From the records below, copy every line that contains the word "enter".

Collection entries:
######
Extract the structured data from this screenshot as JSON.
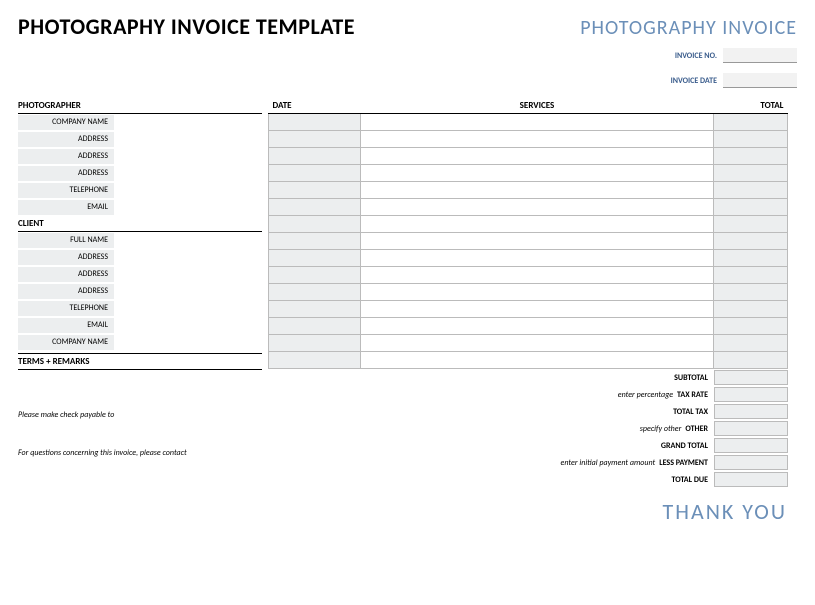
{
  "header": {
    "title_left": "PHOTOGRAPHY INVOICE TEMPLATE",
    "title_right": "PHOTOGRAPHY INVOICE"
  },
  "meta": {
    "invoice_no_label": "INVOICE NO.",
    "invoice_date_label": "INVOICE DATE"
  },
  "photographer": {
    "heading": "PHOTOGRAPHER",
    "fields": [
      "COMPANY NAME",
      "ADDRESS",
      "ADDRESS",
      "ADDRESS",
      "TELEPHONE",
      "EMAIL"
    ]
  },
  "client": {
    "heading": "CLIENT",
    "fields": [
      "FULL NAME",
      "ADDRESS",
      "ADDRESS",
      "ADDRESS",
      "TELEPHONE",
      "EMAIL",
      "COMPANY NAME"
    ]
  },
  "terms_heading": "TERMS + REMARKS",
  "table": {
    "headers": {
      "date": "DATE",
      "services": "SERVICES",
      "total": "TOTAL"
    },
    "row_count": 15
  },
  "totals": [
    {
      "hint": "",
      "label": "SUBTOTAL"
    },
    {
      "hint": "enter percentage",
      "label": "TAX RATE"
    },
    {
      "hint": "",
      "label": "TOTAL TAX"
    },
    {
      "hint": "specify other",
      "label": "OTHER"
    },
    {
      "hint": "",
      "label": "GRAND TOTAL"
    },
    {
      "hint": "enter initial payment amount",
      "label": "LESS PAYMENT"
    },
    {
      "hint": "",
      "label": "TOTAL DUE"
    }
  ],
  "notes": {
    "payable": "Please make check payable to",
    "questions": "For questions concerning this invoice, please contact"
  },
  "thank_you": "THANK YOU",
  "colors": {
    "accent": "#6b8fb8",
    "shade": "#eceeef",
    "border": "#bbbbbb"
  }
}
######
TASK SOLUTION:
      "hint": "enter percentage",
      "hint": "enter initial payment amount",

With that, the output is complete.